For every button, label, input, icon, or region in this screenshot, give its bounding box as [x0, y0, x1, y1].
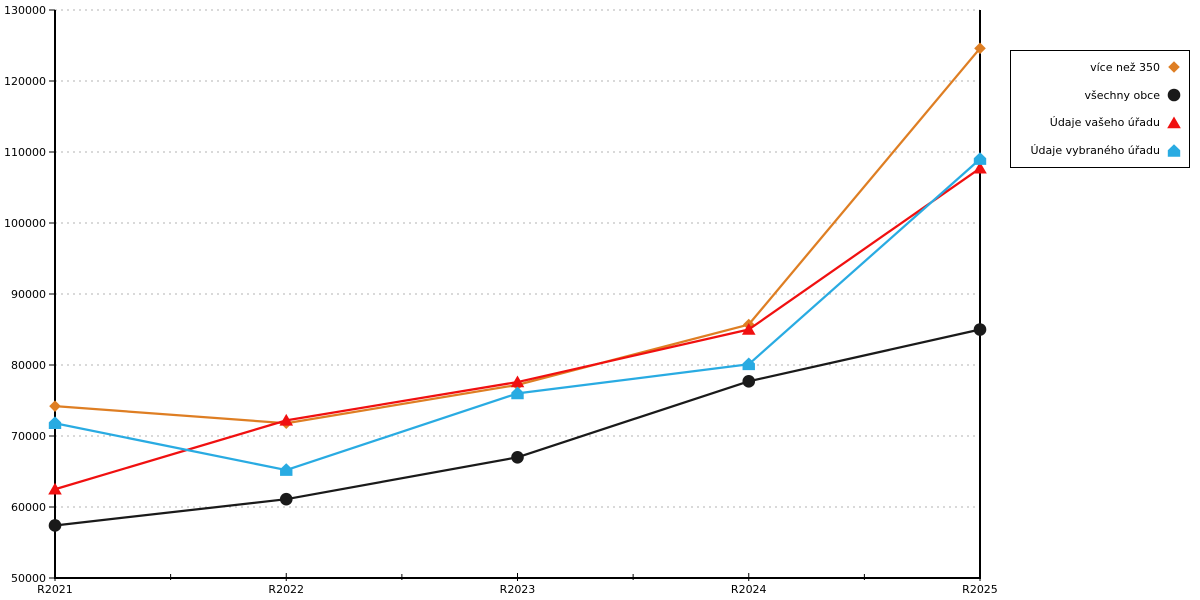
- y-axis-tick-label: 60000: [11, 501, 46, 514]
- data-point-triangle: [279, 413, 294, 426]
- y-axis-tick-label: 90000: [11, 288, 46, 301]
- y-axis-tick-label: 110000: [4, 146, 46, 159]
- data-point-pentagon: [742, 357, 755, 371]
- y-axis-tick-label: 120000: [4, 75, 46, 88]
- x-axis-tick-label: R2023: [500, 583, 536, 596]
- y-axis-tick-label: 80000: [11, 359, 46, 372]
- y-axis-tick-label: 100000: [4, 217, 46, 230]
- legend-marker-diamond-glyph: [1168, 61, 1180, 74]
- series-line-pentagon: [53, 157, 982, 472]
- legend-marker-triangle-icon: [1167, 116, 1181, 129]
- legend-marker-circle-glyph: [1167, 88, 1181, 102]
- series-line-triangle: [53, 167, 982, 491]
- legend-item: více než 350: [1011, 54, 1189, 81]
- legend-marker-pentagon-icon: [1167, 143, 1181, 157]
- legend-label: všechny obce: [1084, 88, 1160, 102]
- legend-marker-pentagon-glyph: [1167, 143, 1181, 157]
- legend: více než 350 všechny obce Údaje vašeho úřa…: [1010, 50, 1190, 168]
- data-point-pentagon: [48, 416, 62, 430]
- data-point-circle: [279, 492, 293, 506]
- y-axis-tick-label: 130000: [4, 4, 46, 17]
- legend-marker-triangle-glyph: [1167, 116, 1181, 129]
- legend-item: všechny obce: [1011, 82, 1189, 109]
- legend-marker-diamond-icon: [1168, 61, 1180, 74]
- data-point-triangle: [741, 323, 756, 335]
- data-point-pentagon: [511, 386, 524, 400]
- legend-item: Údaje vybraného úřadu: [1011, 137, 1189, 164]
- legend-label: více než 350: [1090, 60, 1160, 74]
- legend-marker-circle-icon: [1167, 88, 1181, 102]
- y-axis-tick-label: 50000: [11, 572, 46, 585]
- x-axis-tick-label: R2024: [731, 583, 767, 596]
- data-point-triangle: [48, 482, 62, 495]
- series-line-circle: [53, 328, 982, 527]
- series-line-diamond: [53, 47, 982, 425]
- data-point-pentagon: [973, 152, 987, 165]
- data-point-pentagon: [280, 463, 293, 476]
- data-point-triangle: [973, 161, 987, 174]
- x-axis-tick-label: R2021: [37, 583, 73, 596]
- x-axis-tick-label: R2022: [268, 583, 304, 596]
- data-point-diamond: [49, 400, 61, 412]
- data-point-circle: [742, 375, 756, 388]
- data-point-diamond: [974, 42, 986, 55]
- data-point-circle: [48, 519, 62, 532]
- x-axis-tick-label: R2025: [962, 583, 998, 596]
- data-point-circle: [973, 323, 987, 336]
- legend-item: Údaje vašeho úřadu: [1011, 109, 1189, 136]
- y-axis-tick-label: 70000: [11, 430, 46, 443]
- legend-label: Údaje vybraného úřadu: [1030, 144, 1161, 158]
- data-point-triangle: [510, 375, 525, 388]
- data-point-circle: [511, 451, 524, 464]
- legend-label: Údaje vašeho úřadu: [1049, 116, 1160, 130]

┄┄┄┄┄┄┄┄┄┄

_What you need to do:_
Rewrite the lines beginning with the line that contains "- y-axis-tick-label: 60000: [11, 501, 46, 514]" and continuing through the line that contains "- legend-item: Údaje vybraného", swapping "data-point-pentagon" for "data-point-hexagon" and keeping everything else the same. Return only those lines.

_Task response:_
- y-axis-tick-label: 60000: [11, 501, 46, 514]
- data-point-triangle: [279, 413, 294, 426]
- y-axis-tick-label: 90000: [11, 288, 46, 301]
- y-axis-tick-label: 110000: [4, 146, 46, 159]
- data-point-hexagon: [742, 357, 755, 371]
- y-axis-tick-label: 120000: [4, 75, 46, 88]
- x-axis-tick-label: R2023: [500, 583, 536, 596]
- y-axis-tick-label: 80000: [11, 359, 46, 372]
- y-axis-tick-label: 100000: [4, 217, 46, 230]
- legend-marker-diamond-glyph: [1168, 61, 1180, 74]
- series-line-pentagon: [53, 157, 982, 472]
- legend-marker-triangle-icon: [1167, 116, 1181, 129]
- legend-marker-circle-glyph: [1167, 88, 1181, 102]
- series-line-triangle: [53, 167, 982, 491]
- legend-item: více než 350: [1011, 54, 1189, 81]
- legend-marker-pentagon-icon: [1167, 143, 1181, 157]
- legend-label: všechny obce: [1084, 88, 1160, 102]
- legend-marker-pentagon-glyph: [1167, 143, 1181, 157]
- legend: více než 350 všechny obce Údaje vašeho úřa…: [1010, 50, 1190, 168]
- data-point-hexagon: [48, 416, 62, 430]
- data-point-circle: [279, 492, 293, 506]
- y-axis-tick-label: 130000: [4, 4, 46, 17]
- legend-marker-triangle-glyph: [1167, 116, 1181, 129]
- legend-item: všechny obce: [1011, 82, 1189, 109]
- legend-marker-diamond-icon: [1168, 61, 1180, 74]
- data-point-triangle: [741, 323, 756, 335]
- data-point-hexagon: [511, 386, 524, 400]
- legend-item: Údaje vybraného úřadu: [1011, 137, 1189, 164]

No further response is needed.